Figure record extracts:
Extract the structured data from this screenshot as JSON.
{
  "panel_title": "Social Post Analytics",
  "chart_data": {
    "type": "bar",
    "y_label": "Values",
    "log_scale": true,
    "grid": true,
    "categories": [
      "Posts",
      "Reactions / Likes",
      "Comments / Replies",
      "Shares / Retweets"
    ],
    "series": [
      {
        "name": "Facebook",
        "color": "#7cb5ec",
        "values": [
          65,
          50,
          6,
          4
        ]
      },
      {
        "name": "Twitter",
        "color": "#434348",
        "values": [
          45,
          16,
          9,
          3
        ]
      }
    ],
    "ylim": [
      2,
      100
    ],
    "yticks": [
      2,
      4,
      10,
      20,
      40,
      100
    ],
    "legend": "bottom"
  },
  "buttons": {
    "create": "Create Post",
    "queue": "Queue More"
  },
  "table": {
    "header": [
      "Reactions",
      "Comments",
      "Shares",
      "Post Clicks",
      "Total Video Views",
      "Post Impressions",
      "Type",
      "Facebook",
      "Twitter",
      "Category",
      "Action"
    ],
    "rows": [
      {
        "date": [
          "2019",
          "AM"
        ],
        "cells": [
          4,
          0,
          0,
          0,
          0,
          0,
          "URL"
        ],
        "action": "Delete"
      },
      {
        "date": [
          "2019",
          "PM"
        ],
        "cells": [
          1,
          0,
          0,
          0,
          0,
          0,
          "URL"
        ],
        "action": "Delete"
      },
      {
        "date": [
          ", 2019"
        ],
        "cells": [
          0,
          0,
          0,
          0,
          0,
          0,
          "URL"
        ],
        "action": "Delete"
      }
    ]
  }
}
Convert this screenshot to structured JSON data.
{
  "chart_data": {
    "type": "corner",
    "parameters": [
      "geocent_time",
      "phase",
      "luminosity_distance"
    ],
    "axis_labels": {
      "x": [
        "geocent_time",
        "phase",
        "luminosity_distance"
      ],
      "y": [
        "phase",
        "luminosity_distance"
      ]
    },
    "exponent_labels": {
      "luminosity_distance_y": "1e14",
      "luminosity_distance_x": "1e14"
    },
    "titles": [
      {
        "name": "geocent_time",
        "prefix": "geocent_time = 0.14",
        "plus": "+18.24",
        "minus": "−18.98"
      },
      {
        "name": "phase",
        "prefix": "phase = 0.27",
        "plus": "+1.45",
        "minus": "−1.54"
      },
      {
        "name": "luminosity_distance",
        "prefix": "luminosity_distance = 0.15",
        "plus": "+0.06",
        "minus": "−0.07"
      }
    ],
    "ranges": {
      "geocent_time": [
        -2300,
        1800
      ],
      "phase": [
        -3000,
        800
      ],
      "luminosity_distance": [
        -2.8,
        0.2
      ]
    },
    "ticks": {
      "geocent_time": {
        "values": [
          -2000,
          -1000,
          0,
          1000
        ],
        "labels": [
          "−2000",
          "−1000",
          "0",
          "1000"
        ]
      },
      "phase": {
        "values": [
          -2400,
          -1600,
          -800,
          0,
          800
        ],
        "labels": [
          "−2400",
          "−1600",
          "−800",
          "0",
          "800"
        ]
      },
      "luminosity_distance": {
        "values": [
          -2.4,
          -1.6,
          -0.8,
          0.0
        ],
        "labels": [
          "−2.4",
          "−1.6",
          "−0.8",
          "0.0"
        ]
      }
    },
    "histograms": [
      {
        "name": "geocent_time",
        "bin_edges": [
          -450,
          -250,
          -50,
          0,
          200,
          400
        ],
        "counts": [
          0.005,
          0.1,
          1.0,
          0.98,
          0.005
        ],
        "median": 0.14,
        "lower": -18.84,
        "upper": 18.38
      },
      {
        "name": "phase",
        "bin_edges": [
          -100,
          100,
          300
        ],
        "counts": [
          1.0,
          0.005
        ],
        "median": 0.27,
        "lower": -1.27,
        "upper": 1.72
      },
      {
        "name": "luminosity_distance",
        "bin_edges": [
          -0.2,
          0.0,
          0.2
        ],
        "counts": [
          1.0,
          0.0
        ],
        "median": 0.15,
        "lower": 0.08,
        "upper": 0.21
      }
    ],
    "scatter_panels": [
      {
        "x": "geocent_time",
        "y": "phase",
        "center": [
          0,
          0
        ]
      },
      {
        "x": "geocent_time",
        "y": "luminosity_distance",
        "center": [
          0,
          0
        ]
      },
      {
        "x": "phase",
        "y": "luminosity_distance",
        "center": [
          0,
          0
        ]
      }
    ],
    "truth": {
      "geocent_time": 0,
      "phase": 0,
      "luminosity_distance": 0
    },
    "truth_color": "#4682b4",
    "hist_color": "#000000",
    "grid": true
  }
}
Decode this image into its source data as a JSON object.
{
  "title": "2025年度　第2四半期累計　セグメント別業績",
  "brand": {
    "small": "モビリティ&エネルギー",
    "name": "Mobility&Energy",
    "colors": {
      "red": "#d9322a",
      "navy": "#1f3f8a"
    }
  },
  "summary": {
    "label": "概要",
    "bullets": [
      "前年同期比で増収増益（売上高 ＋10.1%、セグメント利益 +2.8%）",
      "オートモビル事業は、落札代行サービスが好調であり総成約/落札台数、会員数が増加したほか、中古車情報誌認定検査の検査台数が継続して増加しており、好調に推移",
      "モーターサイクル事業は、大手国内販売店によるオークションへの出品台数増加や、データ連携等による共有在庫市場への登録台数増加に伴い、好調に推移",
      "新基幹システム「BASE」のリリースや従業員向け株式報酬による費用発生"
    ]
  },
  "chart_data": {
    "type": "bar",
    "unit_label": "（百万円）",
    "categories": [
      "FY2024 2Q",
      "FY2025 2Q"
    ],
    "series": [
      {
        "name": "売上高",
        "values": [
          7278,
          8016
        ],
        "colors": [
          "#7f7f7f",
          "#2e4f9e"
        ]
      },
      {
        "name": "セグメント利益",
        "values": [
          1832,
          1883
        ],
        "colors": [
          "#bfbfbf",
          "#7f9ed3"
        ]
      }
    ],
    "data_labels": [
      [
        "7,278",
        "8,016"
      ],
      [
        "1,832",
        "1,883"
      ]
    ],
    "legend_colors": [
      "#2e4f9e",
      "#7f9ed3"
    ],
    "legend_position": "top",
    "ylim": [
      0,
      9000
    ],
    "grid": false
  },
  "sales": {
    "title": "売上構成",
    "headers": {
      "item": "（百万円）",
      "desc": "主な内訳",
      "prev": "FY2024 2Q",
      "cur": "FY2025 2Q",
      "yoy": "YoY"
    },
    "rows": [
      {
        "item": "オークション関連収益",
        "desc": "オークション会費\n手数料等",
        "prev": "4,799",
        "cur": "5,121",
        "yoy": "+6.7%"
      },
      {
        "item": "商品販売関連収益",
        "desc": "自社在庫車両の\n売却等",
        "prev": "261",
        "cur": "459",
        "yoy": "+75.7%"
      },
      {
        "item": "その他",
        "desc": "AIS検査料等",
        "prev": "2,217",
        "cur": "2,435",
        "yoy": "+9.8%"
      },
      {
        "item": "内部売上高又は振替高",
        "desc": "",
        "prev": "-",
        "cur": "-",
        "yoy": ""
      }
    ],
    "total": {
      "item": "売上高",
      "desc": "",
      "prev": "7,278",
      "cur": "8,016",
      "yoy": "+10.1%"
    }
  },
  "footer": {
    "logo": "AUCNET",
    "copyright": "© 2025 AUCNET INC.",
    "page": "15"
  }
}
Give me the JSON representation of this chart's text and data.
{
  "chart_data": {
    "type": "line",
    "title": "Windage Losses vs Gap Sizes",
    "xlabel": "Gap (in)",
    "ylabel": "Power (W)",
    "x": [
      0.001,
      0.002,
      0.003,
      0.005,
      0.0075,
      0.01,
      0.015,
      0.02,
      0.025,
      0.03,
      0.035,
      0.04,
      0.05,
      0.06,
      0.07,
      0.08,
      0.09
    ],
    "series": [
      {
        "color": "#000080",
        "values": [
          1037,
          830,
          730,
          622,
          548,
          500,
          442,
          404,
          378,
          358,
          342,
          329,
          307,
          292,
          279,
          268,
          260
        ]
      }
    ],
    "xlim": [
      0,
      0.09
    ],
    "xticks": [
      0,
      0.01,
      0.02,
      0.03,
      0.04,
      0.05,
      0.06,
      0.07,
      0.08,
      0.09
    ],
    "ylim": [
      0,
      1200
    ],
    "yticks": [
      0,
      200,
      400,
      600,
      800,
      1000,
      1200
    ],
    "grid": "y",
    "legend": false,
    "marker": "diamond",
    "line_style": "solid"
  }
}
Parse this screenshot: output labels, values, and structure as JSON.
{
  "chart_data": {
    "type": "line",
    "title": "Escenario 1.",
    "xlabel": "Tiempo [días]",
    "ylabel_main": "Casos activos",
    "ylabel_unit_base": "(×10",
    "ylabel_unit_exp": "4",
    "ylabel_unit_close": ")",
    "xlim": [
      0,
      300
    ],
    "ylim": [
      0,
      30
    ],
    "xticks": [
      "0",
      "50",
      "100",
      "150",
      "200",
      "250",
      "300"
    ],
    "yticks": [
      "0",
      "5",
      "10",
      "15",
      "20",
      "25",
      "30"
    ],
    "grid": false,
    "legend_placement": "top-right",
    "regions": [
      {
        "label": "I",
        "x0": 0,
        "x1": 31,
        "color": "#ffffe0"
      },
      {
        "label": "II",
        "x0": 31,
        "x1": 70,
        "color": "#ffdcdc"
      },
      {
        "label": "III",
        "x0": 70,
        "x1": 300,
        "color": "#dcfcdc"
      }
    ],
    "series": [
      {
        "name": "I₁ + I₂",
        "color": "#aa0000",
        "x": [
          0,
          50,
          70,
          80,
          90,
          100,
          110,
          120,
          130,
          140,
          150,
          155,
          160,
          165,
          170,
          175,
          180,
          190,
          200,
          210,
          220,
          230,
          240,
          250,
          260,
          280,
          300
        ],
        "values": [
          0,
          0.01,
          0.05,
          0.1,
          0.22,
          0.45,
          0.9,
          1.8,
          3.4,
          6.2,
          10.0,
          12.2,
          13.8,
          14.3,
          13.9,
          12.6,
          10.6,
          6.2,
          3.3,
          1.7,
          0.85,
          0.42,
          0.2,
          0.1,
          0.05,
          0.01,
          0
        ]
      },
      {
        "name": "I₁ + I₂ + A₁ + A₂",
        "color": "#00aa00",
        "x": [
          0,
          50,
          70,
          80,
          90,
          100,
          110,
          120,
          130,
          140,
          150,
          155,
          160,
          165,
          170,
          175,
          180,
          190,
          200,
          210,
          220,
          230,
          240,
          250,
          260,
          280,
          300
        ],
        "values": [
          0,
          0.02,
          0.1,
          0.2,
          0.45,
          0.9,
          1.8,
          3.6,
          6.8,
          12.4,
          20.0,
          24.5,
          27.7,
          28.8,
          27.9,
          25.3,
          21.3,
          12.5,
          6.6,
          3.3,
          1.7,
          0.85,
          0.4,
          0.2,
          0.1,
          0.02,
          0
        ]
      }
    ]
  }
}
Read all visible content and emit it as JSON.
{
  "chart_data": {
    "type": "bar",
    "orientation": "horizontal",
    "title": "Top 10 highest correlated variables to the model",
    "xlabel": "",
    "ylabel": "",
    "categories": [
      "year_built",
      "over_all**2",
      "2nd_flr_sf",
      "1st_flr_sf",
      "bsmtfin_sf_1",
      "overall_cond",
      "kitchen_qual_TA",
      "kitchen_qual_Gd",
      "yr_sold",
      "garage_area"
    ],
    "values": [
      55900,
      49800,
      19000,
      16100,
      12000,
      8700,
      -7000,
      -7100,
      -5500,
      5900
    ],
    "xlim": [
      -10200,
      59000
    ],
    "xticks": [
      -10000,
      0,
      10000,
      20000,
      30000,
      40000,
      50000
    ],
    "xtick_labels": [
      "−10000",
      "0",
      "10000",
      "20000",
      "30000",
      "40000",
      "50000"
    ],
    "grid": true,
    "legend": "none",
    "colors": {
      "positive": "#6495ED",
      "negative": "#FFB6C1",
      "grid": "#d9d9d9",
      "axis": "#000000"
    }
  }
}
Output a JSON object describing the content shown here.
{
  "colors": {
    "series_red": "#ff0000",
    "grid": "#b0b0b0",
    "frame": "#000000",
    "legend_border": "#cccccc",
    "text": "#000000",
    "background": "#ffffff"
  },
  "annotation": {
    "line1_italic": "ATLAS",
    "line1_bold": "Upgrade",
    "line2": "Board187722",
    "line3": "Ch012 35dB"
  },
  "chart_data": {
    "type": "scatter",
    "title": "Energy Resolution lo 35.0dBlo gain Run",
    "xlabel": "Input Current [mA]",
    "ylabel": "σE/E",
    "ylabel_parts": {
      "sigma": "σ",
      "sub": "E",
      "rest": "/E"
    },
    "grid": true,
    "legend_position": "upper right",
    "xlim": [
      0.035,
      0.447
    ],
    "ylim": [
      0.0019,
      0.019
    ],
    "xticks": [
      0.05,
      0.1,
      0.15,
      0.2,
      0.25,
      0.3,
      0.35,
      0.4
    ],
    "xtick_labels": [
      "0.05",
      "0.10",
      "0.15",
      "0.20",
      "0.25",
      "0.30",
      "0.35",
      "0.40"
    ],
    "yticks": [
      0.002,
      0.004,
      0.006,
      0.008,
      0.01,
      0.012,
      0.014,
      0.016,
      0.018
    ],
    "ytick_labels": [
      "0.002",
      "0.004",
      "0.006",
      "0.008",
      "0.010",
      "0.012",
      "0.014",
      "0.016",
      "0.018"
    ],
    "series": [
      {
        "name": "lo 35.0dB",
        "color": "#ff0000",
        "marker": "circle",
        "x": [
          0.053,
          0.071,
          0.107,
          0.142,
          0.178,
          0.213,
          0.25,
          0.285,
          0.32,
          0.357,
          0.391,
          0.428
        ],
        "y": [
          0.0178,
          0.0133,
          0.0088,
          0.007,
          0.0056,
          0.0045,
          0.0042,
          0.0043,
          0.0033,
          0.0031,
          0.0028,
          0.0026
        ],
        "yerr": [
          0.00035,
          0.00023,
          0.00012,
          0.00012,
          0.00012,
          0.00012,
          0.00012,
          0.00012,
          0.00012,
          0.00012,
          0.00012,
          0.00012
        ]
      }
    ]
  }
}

Aim: Tally the lines of the listing that include "item". Reply with nothing but the count.

Result of this exercise: 6